═══ DATA FOR PROCESSING
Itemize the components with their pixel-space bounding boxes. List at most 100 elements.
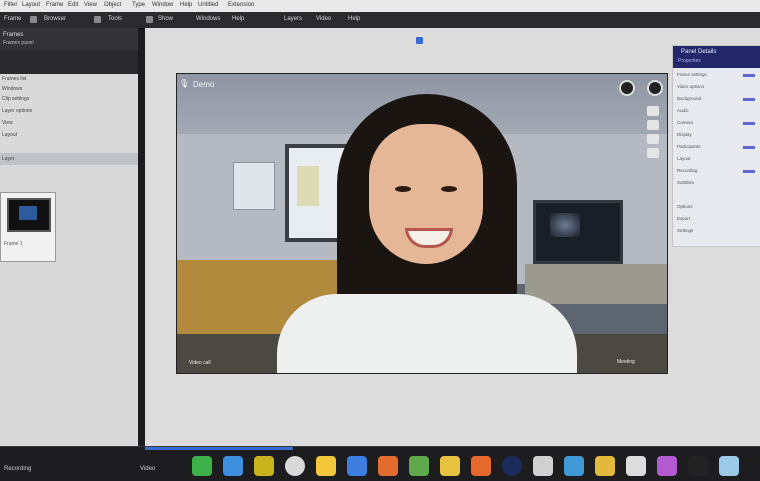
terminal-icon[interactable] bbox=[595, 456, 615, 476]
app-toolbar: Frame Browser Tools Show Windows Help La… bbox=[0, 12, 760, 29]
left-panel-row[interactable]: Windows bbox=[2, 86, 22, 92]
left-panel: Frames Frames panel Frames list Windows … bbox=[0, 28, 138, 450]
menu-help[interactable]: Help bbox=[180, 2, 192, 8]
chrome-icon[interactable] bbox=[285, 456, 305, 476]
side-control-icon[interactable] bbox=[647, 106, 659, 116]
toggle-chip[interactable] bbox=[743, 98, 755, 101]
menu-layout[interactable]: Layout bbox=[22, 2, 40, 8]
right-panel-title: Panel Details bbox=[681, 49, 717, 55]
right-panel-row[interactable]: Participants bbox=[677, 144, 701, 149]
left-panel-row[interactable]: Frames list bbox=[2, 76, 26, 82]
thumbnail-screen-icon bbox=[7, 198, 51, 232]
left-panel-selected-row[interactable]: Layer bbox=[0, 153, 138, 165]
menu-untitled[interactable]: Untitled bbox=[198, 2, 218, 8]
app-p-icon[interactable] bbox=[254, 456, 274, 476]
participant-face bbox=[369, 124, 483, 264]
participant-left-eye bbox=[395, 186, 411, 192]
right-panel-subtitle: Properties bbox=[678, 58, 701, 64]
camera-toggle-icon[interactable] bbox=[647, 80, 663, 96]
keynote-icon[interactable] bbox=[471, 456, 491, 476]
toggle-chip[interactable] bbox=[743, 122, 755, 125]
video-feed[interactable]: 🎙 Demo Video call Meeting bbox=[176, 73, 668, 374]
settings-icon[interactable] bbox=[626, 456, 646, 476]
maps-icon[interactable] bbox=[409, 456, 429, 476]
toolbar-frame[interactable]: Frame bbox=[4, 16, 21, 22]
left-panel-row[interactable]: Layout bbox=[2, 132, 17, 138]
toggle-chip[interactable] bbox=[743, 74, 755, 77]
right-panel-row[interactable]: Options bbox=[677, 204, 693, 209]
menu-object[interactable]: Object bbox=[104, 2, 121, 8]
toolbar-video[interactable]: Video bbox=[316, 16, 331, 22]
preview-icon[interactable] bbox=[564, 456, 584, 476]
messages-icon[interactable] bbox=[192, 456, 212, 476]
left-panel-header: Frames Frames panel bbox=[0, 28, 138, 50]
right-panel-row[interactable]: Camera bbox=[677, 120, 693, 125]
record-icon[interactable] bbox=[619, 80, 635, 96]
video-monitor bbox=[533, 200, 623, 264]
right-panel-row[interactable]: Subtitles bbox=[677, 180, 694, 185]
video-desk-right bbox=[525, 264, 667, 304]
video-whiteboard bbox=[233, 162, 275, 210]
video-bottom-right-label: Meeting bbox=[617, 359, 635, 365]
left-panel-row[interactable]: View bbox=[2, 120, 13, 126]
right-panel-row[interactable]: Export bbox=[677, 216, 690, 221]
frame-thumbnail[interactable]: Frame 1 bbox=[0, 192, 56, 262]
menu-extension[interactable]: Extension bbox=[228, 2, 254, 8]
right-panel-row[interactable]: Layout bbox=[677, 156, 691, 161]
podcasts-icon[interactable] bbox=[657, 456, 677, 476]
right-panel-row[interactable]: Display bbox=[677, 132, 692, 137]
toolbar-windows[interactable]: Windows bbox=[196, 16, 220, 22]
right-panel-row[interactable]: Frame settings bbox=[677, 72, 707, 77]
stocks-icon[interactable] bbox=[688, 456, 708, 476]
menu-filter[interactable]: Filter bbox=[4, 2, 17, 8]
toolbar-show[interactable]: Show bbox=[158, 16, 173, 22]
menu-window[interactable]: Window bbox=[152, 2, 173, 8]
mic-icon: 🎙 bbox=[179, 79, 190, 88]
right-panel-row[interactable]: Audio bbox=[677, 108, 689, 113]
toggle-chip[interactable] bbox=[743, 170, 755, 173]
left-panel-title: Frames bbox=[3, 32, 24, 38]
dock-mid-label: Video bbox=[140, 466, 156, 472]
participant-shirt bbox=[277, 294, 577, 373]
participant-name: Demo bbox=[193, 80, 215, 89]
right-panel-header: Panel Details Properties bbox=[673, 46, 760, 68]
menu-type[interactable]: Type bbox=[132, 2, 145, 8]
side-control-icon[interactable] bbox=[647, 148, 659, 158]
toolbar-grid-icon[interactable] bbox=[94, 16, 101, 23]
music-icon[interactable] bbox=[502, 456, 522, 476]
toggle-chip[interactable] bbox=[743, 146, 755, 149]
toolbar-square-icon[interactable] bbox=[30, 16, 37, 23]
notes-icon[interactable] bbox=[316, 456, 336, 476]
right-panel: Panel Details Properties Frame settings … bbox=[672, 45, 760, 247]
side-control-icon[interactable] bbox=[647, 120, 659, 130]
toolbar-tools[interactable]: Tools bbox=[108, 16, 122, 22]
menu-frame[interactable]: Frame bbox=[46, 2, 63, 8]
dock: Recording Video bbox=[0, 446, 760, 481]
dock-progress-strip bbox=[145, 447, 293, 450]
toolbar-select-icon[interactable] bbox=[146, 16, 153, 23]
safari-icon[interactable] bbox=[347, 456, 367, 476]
══════
### TASK GOAL
Copy every line of the records above word for word, leaving out the pictures.

### OUTPUT OF THE EXERCISE
Itemize the components with their pixel-space bounding boxes. List at most 100 elements.
terminal-icon[interactable] bbox=[595, 456, 615, 476]
app-toolbar: Frame Browser Tools Show Windows Help La… bbox=[0, 12, 760, 29]
left-panel-row[interactable]: Windows bbox=[2, 86, 22, 92]
left-panel: Frames Frames panel Frames list Windows … bbox=[0, 28, 138, 450]
menu-help[interactable]: Help bbox=[180, 2, 192, 8]
chrome-icon[interactable] bbox=[285, 456, 305, 476]
side-control-icon[interactable] bbox=[647, 106, 659, 116]
toggle-chip[interactable] bbox=[743, 98, 755, 101]
menu-layout[interactable]: Layout bbox=[22, 2, 40, 8]
right-panel-title: Panel Details bbox=[681, 49, 717, 55]
right-panel-row[interactable]: Participants bbox=[677, 144, 701, 149]
left-panel-row[interactable]: Frames list bbox=[2, 76, 26, 82]
thumbnail-screen-icon bbox=[7, 198, 51, 232]
left-panel-selected-row[interactable]: Layer bbox=[0, 153, 138, 165]
menu-untitled[interactable]: Untitled bbox=[198, 2, 218, 8]
app-p-icon[interactable] bbox=[254, 456, 274, 476]
participant-face bbox=[369, 124, 483, 264]
participant-left-eye bbox=[395, 186, 411, 192]
right-panel-subtitle: Properties bbox=[678, 58, 701, 64]
camera-toggle-icon[interactable] bbox=[647, 80, 663, 96]
keynote-icon[interactable] bbox=[471, 456, 491, 476]
toggle-chip[interactable] bbox=[743, 122, 755, 125]
video-feed[interactable]: 🎙 Demo Video call Meeting bbox=[176, 73, 668, 374]
settings-icon[interactable] bbox=[626, 456, 646, 476]
maps-icon[interactable] bbox=[409, 456, 429, 476]
toolbar-frame[interactable]: Frame bbox=[4, 16, 21, 22]
left-panel-row[interactable]: Layout bbox=[2, 132, 17, 138]
toggle-chip[interactable] bbox=[743, 74, 755, 77]
right-panel-row[interactable]: Options bbox=[677, 204, 693, 209]
menu-object[interactable]: Object bbox=[104, 2, 121, 8]
toolbar-video[interactable]: Video bbox=[316, 16, 331, 22]
preview-icon[interactable] bbox=[564, 456, 584, 476]
messages-icon[interactable] bbox=[192, 456, 212, 476]
left-panel-header: Frames Frames panel bbox=[0, 28, 138, 50]
right-panel-row[interactable]: Camera bbox=[677, 120, 693, 125]
record-icon[interactable] bbox=[619, 80, 635, 96]
video-monitor bbox=[533, 200, 623, 264]
right-panel-row[interactable]: Subtitles bbox=[677, 180, 694, 185]
video-desk-right bbox=[525, 264, 667, 304]
video-whiteboard bbox=[233, 162, 275, 210]
video-bottom-right-label: Meeting bbox=[617, 359, 635, 365]
left-panel-row[interactable]: View bbox=[2, 120, 13, 126]
right-panel-row[interactable]: Export bbox=[677, 216, 690, 221]
frame-thumbnail[interactable]: Frame 1 bbox=[0, 192, 56, 262]
menu-extension[interactable]: Extension bbox=[228, 2, 254, 8]
right-panel-row[interactable]: Layout bbox=[677, 156, 691, 161]
podcasts-icon[interactable] bbox=[657, 456, 677, 476]
right-panel-row[interactable]: Display bbox=[677, 132, 692, 137]
toolbar-windows[interactable]: Windows bbox=[196, 16, 220, 22]
right-panel-row[interactable]: Frame settings bbox=[677, 72, 707, 77]
stocks-icon[interactable] bbox=[688, 456, 708, 476]
menu-filter[interactable]: Filter bbox=[4, 2, 17, 8]
toolbar-show[interactable]: Show bbox=[158, 16, 173, 22]
menu-window[interactable]: Window bbox=[152, 2, 173, 8]
mic-icon: 🎙 bbox=[179, 79, 190, 88]
right-panel-row[interactable]: Audio bbox=[677, 108, 689, 113]
toggle-chip[interactable] bbox=[743, 170, 755, 173]
left-panel-title: Frames bbox=[3, 32, 24, 38]
dock-mid-label: Video bbox=[140, 466, 156, 472]
participant-shirt bbox=[277, 294, 577, 373]
participant-name: Demo bbox=[193, 80, 215, 89]
right-panel-header: Panel Details Properties bbox=[673, 46, 760, 68]
menu-type[interactable]: Type bbox=[132, 2, 145, 8]
side-control-icon[interactable] bbox=[647, 148, 659, 158]
toolbar-grid-icon[interactable] bbox=[94, 16, 101, 23]
music-icon[interactable] bbox=[502, 456, 522, 476]
toggle-chip[interactable] bbox=[743, 146, 755, 149]
toolbar-square-icon[interactable] bbox=[30, 16, 37, 23]
notes-icon[interactable] bbox=[316, 456, 336, 476]
right-panel: Panel Details Properties Frame settings … bbox=[672, 45, 760, 247]
side-control-icon[interactable] bbox=[647, 120, 659, 130]
toolbar-tools[interactable]: Tools bbox=[108, 16, 122, 22]
menu-frame[interactable]: Frame bbox=[46, 2, 63, 8]
dock: Recording Video bbox=[0, 446, 760, 481]
dock-progress-strip bbox=[145, 447, 293, 450]
toolbar-select-icon[interactable] bbox=[146, 16, 153, 23]
safari-icon[interactable] bbox=[347, 456, 367, 476]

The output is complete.